> Material provided

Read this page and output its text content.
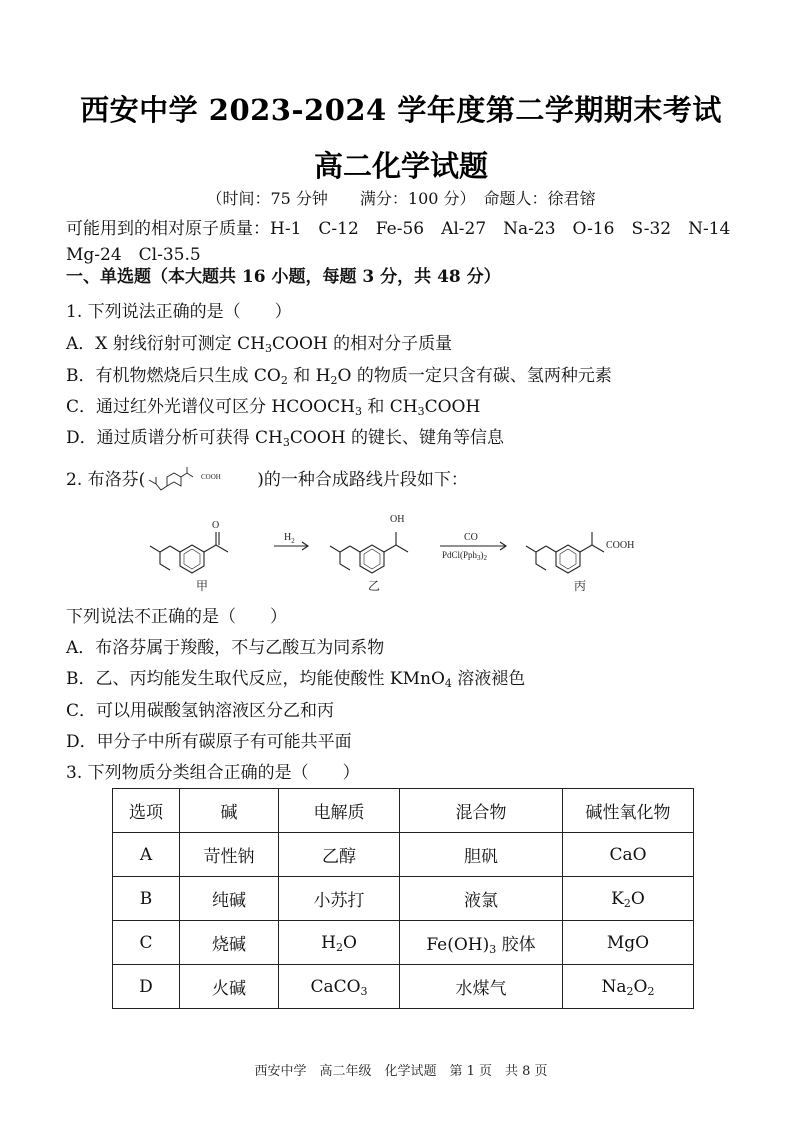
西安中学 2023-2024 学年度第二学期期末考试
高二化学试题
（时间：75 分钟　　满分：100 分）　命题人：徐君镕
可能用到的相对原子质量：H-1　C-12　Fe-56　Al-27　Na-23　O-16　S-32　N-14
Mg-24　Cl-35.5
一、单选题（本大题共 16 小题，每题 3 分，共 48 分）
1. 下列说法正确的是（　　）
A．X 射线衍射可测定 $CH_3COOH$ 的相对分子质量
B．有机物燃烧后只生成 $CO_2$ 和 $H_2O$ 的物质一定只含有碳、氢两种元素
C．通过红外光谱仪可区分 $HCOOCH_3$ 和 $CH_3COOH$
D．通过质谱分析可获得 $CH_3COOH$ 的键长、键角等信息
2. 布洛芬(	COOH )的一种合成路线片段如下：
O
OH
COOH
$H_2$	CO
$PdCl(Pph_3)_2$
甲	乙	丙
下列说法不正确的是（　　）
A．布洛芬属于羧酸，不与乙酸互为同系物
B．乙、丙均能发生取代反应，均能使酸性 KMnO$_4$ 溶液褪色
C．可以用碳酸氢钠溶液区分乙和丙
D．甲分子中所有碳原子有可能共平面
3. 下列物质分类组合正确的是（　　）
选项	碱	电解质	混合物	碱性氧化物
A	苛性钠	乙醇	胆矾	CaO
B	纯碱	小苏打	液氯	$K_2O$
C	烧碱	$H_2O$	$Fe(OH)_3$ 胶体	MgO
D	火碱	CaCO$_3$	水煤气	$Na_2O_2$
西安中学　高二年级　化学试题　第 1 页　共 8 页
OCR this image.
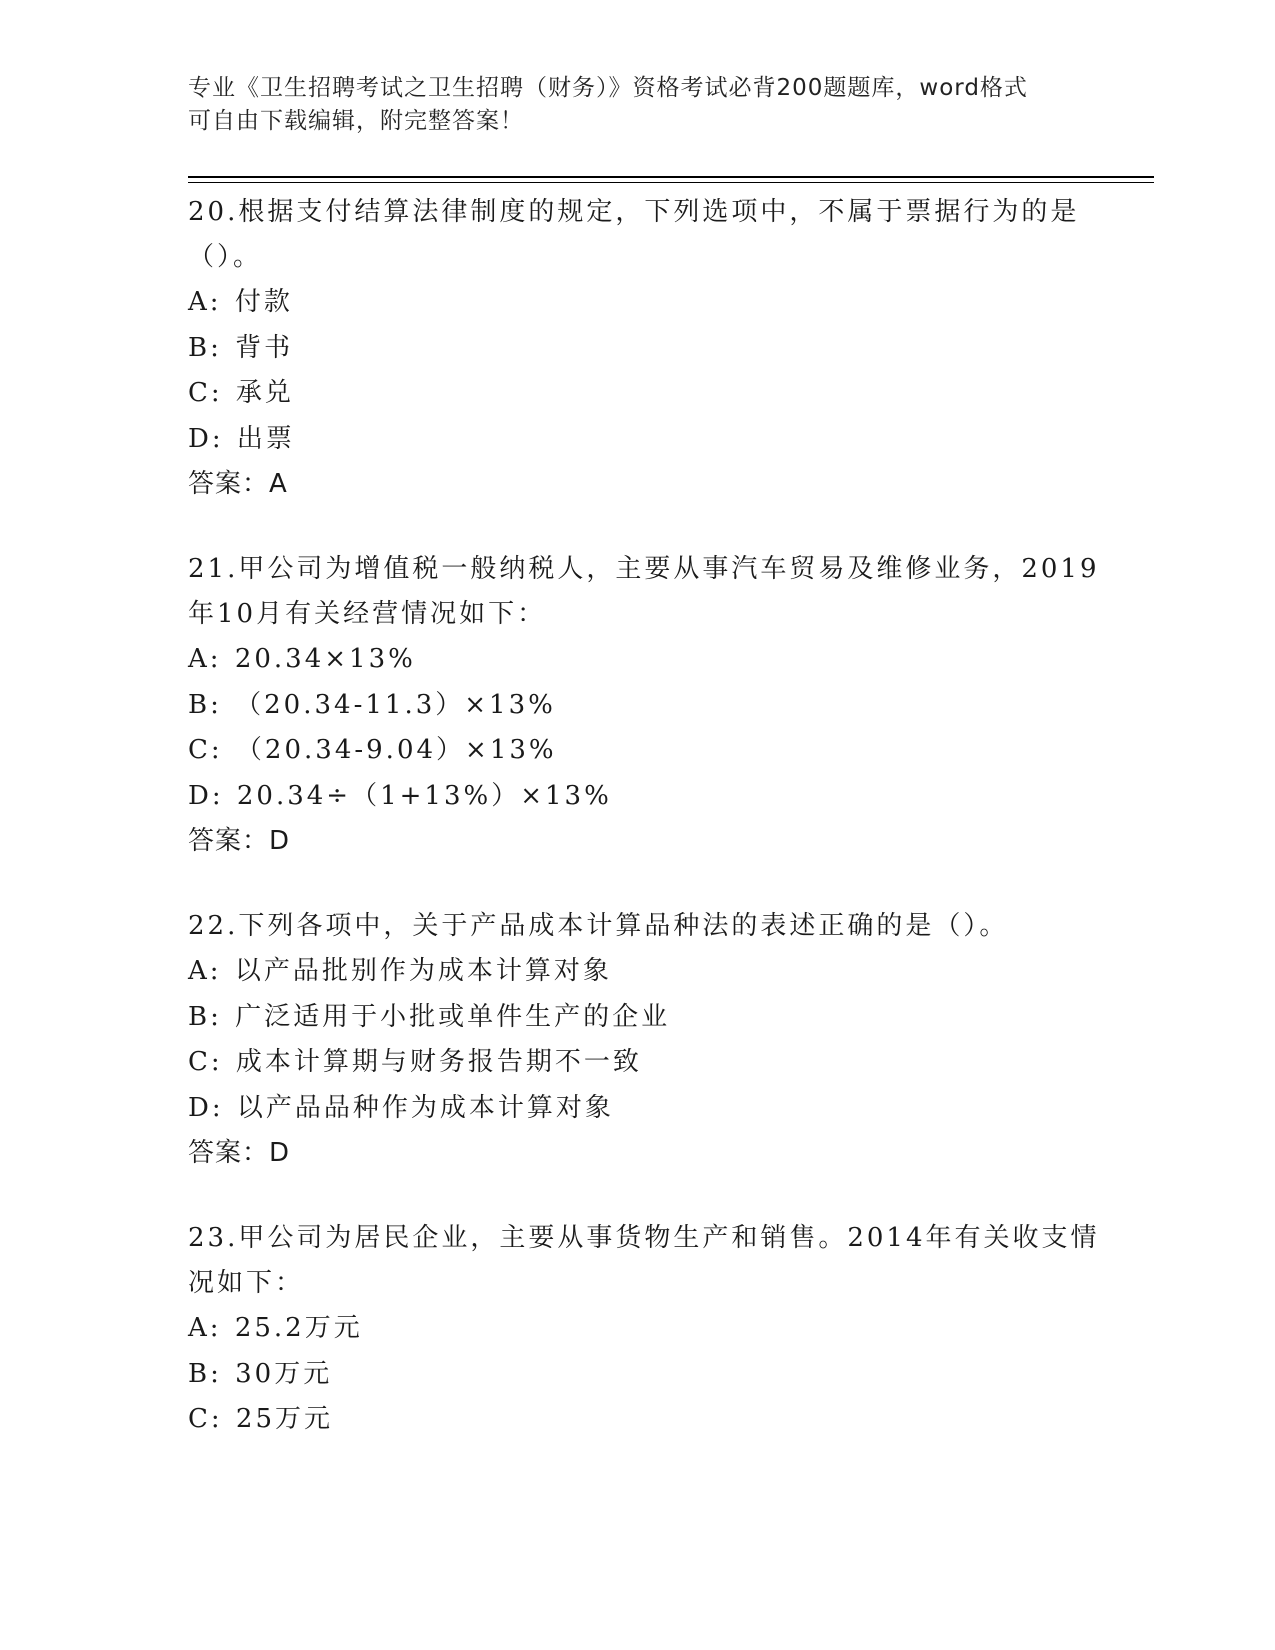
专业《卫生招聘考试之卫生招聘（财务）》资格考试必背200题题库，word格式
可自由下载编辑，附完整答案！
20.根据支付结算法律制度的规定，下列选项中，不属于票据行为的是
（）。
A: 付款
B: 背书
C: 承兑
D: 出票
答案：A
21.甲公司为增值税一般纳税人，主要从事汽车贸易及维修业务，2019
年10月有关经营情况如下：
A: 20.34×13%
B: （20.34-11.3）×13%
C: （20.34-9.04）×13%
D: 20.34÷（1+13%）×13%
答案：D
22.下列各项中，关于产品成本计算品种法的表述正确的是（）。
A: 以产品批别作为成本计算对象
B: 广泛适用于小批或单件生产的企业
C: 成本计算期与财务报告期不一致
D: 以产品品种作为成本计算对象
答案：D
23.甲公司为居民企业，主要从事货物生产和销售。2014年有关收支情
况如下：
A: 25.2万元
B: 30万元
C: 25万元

> Problem to solve
Output the line containing "OCR this image." along with every line after it to the end of the material, exactly as written, but without pictures.

> Answer to this problem
OCR this image.
专业《卫生招聘考试之卫生招聘（财务）》资格考试必背200题题库，word格式
可自由下载编辑，附完整答案！
20.根据支付结算法律制度的规定，下列选项中，不属于票据行为的是
（）。
A: 付款
B: 背书
C: 承兑
D: 出票
答案：A
21.甲公司为增值税一般纳税人，主要从事汽车贸易及维修业务，2019
年10月有关经营情况如下：
A: 20.34×13%
B: （20.34-11.3）×13%
C: （20.34-9.04）×13%
D: 20.34÷（1+13%）×13%
答案：D
22.下列各项中，关于产品成本计算品种法的表述正确的是（）。
A: 以产品批别作为成本计算对象
B: 广泛适用于小批或单件生产的企业
C: 成本计算期与财务报告期不一致
D: 以产品品种作为成本计算对象
答案：D
23.甲公司为居民企业，主要从事货物生产和销售。2014年有关收支情
况如下：
A: 25.2万元
B: 30万元
C: 25万元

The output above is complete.